→ **Task inputs**
▬▬▬

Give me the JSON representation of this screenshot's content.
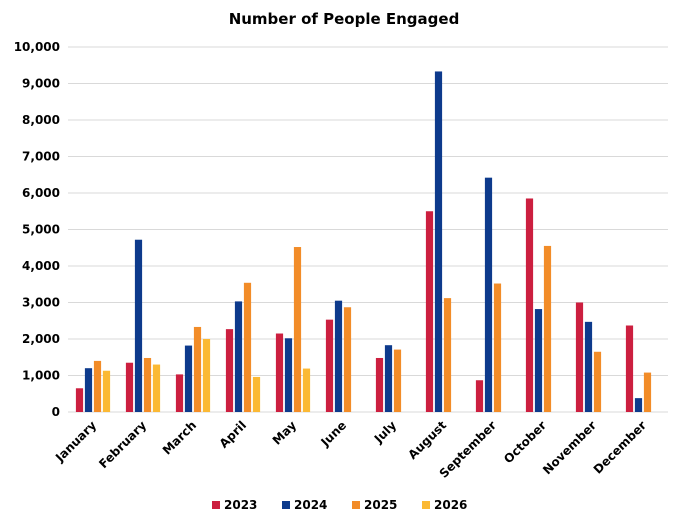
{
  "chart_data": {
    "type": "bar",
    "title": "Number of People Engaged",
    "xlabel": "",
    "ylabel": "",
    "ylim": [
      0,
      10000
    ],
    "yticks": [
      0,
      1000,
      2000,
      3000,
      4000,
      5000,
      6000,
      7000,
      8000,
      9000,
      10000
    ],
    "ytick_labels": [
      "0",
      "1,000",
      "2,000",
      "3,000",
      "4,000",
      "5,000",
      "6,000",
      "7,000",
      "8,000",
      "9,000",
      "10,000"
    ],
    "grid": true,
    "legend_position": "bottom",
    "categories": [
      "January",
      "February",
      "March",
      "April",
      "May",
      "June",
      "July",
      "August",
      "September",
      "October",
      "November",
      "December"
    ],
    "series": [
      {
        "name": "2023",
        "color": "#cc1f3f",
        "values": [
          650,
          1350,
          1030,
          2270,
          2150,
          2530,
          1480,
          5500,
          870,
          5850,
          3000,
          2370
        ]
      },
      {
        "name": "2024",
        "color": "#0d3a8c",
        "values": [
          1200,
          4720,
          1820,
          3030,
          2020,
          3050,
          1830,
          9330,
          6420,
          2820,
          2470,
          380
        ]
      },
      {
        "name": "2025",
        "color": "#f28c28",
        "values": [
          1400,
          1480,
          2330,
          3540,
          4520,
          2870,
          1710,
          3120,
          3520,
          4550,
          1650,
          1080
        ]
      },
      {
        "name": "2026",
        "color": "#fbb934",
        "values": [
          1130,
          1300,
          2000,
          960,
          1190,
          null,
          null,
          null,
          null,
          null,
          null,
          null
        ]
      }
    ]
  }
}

▬▬▬

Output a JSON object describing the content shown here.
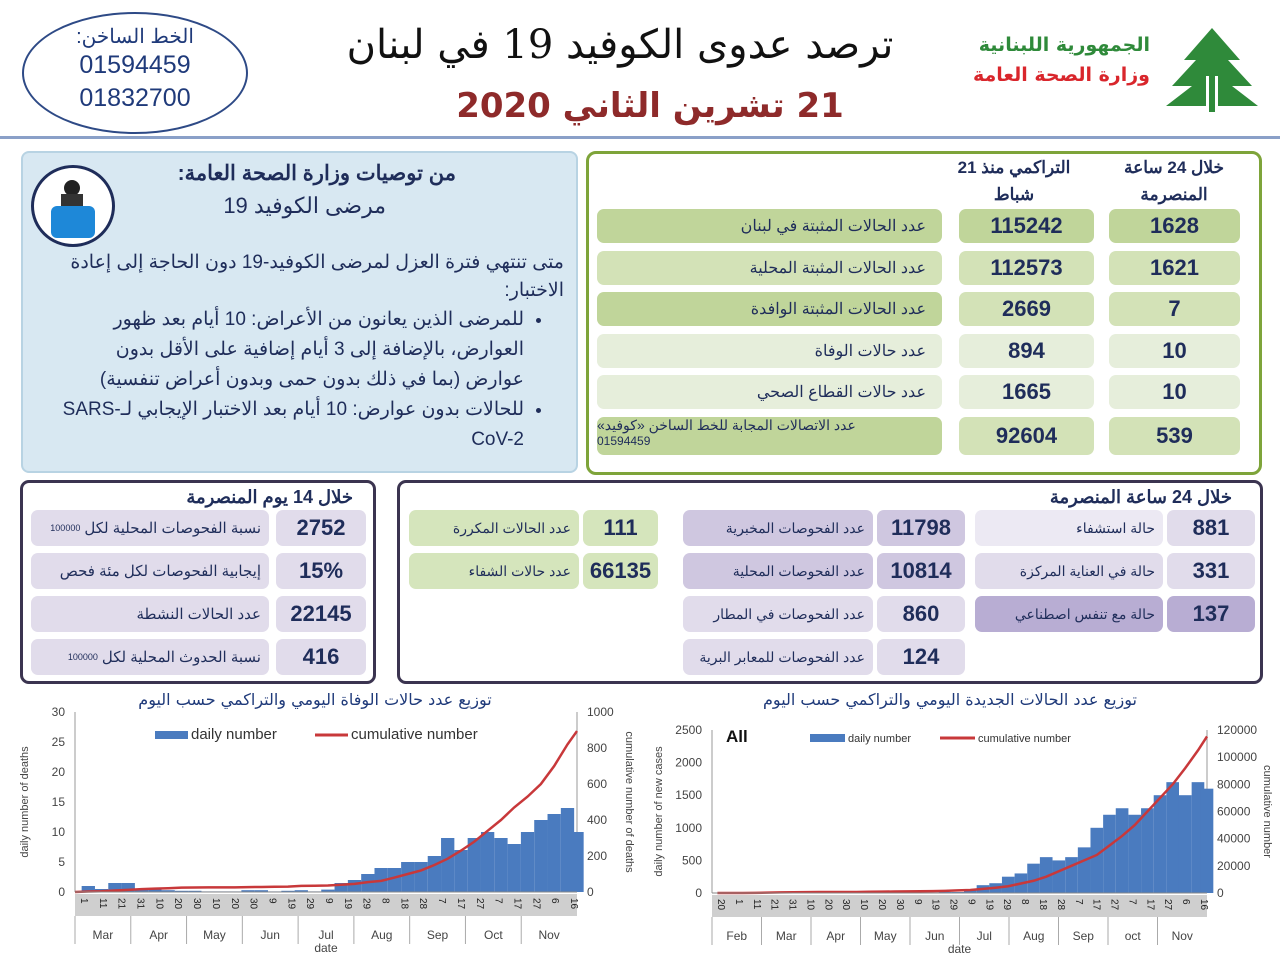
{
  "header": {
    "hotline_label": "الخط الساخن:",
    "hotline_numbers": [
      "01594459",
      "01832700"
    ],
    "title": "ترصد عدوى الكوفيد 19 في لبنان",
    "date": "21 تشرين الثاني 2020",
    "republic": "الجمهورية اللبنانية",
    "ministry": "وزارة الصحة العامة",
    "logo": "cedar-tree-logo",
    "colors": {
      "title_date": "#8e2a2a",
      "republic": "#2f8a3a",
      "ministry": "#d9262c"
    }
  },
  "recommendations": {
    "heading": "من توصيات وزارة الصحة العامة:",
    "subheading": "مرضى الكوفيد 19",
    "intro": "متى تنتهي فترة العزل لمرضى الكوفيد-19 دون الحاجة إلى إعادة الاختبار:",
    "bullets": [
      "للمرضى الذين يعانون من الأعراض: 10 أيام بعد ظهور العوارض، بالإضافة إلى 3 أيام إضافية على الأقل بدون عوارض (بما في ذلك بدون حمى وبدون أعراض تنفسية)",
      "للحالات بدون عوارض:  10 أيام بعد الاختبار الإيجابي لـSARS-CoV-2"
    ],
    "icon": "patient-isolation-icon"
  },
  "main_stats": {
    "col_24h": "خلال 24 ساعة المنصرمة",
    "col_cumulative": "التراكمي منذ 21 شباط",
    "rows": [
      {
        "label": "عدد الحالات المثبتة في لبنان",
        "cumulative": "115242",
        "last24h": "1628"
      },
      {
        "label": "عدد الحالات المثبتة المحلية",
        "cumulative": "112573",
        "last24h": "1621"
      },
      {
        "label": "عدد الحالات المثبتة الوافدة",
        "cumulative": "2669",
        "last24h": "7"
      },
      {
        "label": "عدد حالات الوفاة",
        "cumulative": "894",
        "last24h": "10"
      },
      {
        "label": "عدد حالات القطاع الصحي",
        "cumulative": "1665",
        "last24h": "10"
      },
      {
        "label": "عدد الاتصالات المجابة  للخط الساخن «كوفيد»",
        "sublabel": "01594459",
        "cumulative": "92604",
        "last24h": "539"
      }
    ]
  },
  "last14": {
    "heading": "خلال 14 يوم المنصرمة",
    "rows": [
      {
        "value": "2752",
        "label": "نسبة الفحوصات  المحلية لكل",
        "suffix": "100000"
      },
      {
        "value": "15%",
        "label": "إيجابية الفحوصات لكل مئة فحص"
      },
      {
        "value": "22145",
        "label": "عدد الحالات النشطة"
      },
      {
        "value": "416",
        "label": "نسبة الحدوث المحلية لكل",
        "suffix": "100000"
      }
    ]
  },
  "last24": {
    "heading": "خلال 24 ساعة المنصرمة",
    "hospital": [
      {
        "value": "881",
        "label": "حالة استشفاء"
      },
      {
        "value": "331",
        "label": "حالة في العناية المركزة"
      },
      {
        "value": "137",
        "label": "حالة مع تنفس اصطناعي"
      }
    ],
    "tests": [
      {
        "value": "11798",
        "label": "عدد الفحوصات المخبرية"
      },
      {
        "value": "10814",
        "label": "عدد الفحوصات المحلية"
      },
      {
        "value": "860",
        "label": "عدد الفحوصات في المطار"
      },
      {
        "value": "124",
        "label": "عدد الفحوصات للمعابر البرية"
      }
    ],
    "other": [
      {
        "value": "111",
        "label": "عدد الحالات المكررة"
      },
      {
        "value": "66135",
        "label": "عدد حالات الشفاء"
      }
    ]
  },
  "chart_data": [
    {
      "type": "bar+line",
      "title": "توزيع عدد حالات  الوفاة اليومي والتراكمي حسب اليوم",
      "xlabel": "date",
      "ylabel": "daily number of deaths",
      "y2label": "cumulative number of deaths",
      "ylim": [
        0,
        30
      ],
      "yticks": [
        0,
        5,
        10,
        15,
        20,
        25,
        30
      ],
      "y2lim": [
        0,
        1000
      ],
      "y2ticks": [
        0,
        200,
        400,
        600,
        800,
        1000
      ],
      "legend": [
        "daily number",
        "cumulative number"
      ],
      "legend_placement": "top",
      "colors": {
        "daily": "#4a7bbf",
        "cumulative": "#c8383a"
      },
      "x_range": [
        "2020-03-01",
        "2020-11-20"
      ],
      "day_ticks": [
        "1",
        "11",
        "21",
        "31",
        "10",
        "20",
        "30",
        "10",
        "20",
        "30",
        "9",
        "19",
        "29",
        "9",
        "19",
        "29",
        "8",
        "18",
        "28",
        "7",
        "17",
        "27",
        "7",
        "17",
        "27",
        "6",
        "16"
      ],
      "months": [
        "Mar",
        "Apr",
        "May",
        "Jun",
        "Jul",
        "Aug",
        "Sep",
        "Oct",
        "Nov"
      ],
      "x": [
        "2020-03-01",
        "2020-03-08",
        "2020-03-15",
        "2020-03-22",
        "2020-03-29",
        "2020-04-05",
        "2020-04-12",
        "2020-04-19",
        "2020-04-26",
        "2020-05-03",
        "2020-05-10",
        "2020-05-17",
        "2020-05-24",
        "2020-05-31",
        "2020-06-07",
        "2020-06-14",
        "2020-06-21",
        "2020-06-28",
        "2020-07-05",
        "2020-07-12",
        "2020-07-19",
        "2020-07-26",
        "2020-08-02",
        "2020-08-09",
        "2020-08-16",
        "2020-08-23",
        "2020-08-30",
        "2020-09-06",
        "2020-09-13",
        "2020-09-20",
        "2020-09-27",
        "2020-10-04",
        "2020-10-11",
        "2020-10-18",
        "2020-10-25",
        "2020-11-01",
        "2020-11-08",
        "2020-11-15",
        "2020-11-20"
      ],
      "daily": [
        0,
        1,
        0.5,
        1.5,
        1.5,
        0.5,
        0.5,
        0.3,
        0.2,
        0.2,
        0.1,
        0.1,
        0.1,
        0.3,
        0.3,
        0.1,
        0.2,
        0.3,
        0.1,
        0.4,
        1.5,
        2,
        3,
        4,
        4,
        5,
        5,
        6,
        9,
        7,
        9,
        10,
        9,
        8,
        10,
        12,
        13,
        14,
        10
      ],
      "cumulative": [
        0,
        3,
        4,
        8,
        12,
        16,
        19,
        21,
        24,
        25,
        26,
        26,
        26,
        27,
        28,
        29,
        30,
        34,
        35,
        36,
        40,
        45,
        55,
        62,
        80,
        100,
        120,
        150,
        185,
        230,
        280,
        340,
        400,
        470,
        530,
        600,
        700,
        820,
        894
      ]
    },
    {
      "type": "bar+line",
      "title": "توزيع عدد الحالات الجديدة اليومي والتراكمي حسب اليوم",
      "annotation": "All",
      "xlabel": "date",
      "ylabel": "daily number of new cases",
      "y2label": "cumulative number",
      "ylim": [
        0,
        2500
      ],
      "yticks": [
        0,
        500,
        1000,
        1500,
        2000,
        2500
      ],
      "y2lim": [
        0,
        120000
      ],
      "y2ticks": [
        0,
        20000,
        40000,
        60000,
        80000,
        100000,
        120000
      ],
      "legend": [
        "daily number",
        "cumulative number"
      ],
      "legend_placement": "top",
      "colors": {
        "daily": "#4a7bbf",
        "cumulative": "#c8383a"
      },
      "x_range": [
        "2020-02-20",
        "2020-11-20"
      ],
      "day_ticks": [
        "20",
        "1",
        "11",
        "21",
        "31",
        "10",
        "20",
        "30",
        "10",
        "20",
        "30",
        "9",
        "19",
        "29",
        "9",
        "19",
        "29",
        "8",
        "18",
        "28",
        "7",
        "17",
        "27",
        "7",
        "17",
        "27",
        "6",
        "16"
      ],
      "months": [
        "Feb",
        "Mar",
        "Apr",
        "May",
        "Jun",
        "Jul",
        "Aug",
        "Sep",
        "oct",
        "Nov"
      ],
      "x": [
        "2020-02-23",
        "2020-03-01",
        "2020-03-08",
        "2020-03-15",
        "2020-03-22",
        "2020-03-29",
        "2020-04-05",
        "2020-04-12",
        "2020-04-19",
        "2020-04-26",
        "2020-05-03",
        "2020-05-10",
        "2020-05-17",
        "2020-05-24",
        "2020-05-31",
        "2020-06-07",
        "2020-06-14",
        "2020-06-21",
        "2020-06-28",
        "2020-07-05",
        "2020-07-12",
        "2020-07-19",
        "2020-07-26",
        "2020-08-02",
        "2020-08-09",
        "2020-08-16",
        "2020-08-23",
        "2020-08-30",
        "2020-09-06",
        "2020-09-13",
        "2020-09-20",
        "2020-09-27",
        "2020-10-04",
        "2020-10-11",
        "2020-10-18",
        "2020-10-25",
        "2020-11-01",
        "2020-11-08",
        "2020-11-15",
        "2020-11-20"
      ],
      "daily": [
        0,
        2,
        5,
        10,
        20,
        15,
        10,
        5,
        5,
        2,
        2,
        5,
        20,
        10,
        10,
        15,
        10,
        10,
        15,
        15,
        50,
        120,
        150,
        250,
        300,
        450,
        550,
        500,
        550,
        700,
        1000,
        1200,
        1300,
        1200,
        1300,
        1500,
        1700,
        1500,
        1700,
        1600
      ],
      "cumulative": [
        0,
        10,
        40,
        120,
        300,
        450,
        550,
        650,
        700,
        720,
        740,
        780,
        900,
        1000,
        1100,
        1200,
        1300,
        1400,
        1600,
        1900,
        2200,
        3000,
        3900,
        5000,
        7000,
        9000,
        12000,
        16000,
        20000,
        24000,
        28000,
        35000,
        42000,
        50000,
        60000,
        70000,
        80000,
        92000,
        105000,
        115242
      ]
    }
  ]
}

▬▬▬

→ **What to do**
Pick out, from the lines above, every one that contains the string "المنصرمة".

→ **Exercise answer**
    "col_24h": "خلال 24 ساعة المنصرمة",
    "heading": "خلال 14 يوم المنصرمة",
    "heading": "خلال 24 ساعة المنصرمة",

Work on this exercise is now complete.